START Provided records
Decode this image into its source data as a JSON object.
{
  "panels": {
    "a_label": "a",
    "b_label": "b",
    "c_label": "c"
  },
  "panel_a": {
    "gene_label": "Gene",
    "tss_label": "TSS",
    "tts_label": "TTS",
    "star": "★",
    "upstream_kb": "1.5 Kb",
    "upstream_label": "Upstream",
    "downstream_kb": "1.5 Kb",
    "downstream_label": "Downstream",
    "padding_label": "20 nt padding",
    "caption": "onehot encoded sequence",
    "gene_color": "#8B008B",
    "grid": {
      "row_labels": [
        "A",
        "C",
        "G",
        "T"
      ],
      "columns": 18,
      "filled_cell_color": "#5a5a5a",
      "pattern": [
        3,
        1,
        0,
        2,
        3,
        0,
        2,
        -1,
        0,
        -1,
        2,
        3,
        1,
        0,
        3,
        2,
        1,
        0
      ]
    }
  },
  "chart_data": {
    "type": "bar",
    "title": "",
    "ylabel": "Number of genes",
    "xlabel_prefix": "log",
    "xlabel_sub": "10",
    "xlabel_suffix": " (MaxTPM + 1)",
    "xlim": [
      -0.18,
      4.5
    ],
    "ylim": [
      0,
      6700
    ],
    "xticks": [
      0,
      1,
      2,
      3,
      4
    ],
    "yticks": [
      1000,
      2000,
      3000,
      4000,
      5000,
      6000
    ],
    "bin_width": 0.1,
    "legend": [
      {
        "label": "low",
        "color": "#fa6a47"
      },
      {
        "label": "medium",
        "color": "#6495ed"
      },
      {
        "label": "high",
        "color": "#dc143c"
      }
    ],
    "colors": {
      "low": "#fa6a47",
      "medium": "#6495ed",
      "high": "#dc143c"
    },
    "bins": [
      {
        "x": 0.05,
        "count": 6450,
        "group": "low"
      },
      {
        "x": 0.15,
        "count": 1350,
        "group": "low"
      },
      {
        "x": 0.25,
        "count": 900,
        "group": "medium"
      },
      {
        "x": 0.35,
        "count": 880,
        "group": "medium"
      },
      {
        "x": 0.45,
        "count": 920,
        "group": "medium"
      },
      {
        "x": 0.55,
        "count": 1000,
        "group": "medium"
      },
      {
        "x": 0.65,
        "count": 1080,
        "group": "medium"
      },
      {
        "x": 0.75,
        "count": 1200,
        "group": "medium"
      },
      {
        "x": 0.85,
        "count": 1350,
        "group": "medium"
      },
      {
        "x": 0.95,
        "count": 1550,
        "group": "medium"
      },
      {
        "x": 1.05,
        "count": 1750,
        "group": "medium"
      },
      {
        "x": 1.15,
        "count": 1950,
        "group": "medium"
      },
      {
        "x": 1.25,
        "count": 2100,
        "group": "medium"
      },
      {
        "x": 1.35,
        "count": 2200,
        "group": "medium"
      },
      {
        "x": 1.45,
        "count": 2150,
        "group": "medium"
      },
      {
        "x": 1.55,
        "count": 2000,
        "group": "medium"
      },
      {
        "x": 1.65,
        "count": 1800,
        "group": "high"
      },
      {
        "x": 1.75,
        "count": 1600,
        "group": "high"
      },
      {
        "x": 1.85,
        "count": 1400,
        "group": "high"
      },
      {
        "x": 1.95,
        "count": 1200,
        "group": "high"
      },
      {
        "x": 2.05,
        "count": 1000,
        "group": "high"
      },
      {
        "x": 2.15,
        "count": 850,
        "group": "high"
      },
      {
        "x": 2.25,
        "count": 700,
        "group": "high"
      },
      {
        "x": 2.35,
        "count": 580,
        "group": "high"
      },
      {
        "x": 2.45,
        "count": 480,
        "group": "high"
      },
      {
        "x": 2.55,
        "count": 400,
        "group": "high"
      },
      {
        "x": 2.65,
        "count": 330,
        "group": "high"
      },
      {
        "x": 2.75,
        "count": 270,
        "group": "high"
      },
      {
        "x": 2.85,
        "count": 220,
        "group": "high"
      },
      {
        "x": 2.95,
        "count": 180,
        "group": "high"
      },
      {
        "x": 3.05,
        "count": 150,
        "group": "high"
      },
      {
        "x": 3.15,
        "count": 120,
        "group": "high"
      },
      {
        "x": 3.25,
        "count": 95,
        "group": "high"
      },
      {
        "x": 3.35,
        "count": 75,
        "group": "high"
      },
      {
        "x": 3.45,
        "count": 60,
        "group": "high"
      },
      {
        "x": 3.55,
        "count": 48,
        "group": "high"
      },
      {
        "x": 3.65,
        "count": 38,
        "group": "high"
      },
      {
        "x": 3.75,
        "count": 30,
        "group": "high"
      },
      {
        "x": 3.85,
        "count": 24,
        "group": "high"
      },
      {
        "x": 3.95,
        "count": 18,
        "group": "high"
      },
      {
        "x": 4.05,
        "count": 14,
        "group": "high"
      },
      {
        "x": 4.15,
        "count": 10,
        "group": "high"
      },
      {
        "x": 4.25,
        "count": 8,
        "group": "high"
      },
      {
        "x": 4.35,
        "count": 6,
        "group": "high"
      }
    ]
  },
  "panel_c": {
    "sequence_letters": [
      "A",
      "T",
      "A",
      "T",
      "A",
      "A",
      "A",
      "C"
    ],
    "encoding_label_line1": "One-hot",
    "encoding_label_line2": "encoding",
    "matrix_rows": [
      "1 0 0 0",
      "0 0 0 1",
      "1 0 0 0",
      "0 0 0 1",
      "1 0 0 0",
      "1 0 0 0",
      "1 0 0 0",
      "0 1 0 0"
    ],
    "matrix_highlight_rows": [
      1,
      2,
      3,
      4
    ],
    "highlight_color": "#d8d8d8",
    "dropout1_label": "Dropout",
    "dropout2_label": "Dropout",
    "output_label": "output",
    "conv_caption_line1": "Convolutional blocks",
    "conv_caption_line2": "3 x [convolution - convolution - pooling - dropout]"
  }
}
END Provided records
__Task item__
Each record must be returned in full and exactly.

__Problem solution__
Decode this image into its source data as a JSON object.
{
  "panels": {
    "a_label": "a",
    "b_label": "b",
    "c_label": "c"
  },
  "panel_a": {
    "gene_label": "Gene",
    "tss_label": "TSS",
    "tts_label": "TTS",
    "star": "★",
    "upstream_kb": "1.5 Kb",
    "upstream_label": "Upstream",
    "downstream_kb": "1.5 Kb",
    "downstream_label": "Downstream",
    "padding_label": "20 nt padding",
    "caption": "onehot encoded sequence",
    "gene_color": "#8B008B",
    "grid": {
      "row_labels": [
        "A",
        "C",
        "G",
        "T"
      ],
      "columns": 18,
      "filled_cell_color": "#5a5a5a",
      "pattern": [
        3,
        1,
        0,
        2,
        3,
        0,
        2,
        -1,
        0,
        -1,
        2,
        3,
        1,
        0,
        3,
        2,
        1,
        0
      ]
    }
  },
  "chart_data": {
    "type": "bar",
    "title": "",
    "ylabel": "Number of genes",
    "xlabel_prefix": "log",
    "xlabel_sub": "10",
    "xlabel_suffix": " (MaxTPM + 1)",
    "xlim": [
      -0.18,
      4.5
    ],
    "ylim": [
      0,
      6700
    ],
    "xticks": [
      0,
      1,
      2,
      3,
      4
    ],
    "yticks": [
      1000,
      2000,
      3000,
      4000,
      5000,
      6000
    ],
    "bin_width": 0.1,
    "legend": [
      {
        "label": "low",
        "color": "#fa6a47"
      },
      {
        "label": "medium",
        "color": "#6495ed"
      },
      {
        "label": "high",
        "color": "#dc143c"
      }
    ],
    "colors": {
      "low": "#fa6a47",
      "medium": "#6495ed",
      "high": "#dc143c"
    },
    "bins": [
      {
        "x": 0.05,
        "count": 6450,
        "group": "low"
      },
      {
        "x": 0.15,
        "count": 1350,
        "group": "low"
      },
      {
        "x": 0.25,
        "count": 900,
        "group": "medium"
      },
      {
        "x": 0.35,
        "count": 880,
        "group": "medium"
      },
      {
        "x": 0.45,
        "count": 920,
        "group": "medium"
      },
      {
        "x": 0.55,
        "count": 1000,
        "group": "medium"
      },
      {
        "x": 0.65,
        "count": 1080,
        "group": "medium"
      },
      {
        "x": 0.75,
        "count": 1200,
        "group": "medium"
      },
      {
        "x": 0.85,
        "count": 1350,
        "group": "medium"
      },
      {
        "x": 0.95,
        "count": 1550,
        "group": "medium"
      },
      {
        "x": 1.05,
        "count": 1750,
        "group": "medium"
      },
      {
        "x": 1.15,
        "count": 1950,
        "group": "medium"
      },
      {
        "x": 1.25,
        "count": 2100,
        "group": "medium"
      },
      {
        "x": 1.35,
        "count": 2200,
        "group": "medium"
      },
      {
        "x": 1.45,
        "count": 2150,
        "group": "medium"
      },
      {
        "x": 1.55,
        "count": 2000,
        "group": "medium"
      },
      {
        "x": 1.65,
        "count": 1800,
        "group": "high"
      },
      {
        "x": 1.75,
        "count": 1600,
        "group": "high"
      },
      {
        "x": 1.85,
        "count": 1400,
        "group": "high"
      },
      {
        "x": 1.95,
        "count": 1200,
        "group": "high"
      },
      {
        "x": 2.05,
        "count": 1000,
        "group": "high"
      },
      {
        "x": 2.15,
        "count": 850,
        "group": "high"
      },
      {
        "x": 2.25,
        "count": 700,
        "group": "high"
      },
      {
        "x": 2.35,
        "count": 580,
        "group": "high"
      },
      {
        "x": 2.45,
        "count": 480,
        "group": "high"
      },
      {
        "x": 2.55,
        "count": 400,
        "group": "high"
      },
      {
        "x": 2.65,
        "count": 330,
        "group": "high"
      },
      {
        "x": 2.75,
        "count": 270,
        "group": "high"
      },
      {
        "x": 2.85,
        "count": 220,
        "group": "high"
      },
      {
        "x": 2.95,
        "count": 180,
        "group": "high"
      },
      {
        "x": 3.05,
        "count": 150,
        "group": "high"
      },
      {
        "x": 3.15,
        "count": 120,
        "group": "high"
      },
      {
        "x": 3.25,
        "count": 95,
        "group": "high"
      },
      {
        "x": 3.35,
        "count": 75,
        "group": "high"
      },
      {
        "x": 3.45,
        "count": 60,
        "group": "high"
      },
      {
        "x": 3.55,
        "count": 48,
        "group": "high"
      },
      {
        "x": 3.65,
        "count": 38,
        "group": "high"
      },
      {
        "x": 3.75,
        "count": 30,
        "group": "high"
      },
      {
        "x": 3.85,
        "count": 24,
        "group": "high"
      },
      {
        "x": 3.95,
        "count": 18,
        "group": "high"
      },
      {
        "x": 4.05,
        "count": 14,
        "group": "high"
      },
      {
        "x": 4.15,
        "count": 10,
        "group": "high"
      },
      {
        "x": 4.25,
        "count": 8,
        "group": "high"
      },
      {
        "x": 4.35,
        "count": 6,
        "group": "high"
      }
    ]
  },
  "panel_c": {
    "sequence_letters": [
      "A",
      "T",
      "A",
      "T",
      "A",
      "A",
      "A",
      "C"
    ],
    "encoding_label_line1": "One-hot",
    "encoding_label_line2": "encoding",
    "matrix_rows": [
      "1 0 0 0",
      "0 0 0 1",
      "1 0 0 0",
      "0 0 0 1",
      "1 0 0 0",
      "1 0 0 0",
      "1 0 0 0",
      "0 1 0 0"
    ],
    "matrix_highlight_rows": [
      1,
      2,
      3,
      4
    ],
    "highlight_color": "#d8d8d8",
    "dropout1_label": "Dropout",
    "dropout2_label": "Dropout",
    "output_label": "output",
    "conv_caption_line1": "Convolutional blocks",
    "conv_caption_line2": "3 x [convolution - convolution - pooling - dropout]"
  }
}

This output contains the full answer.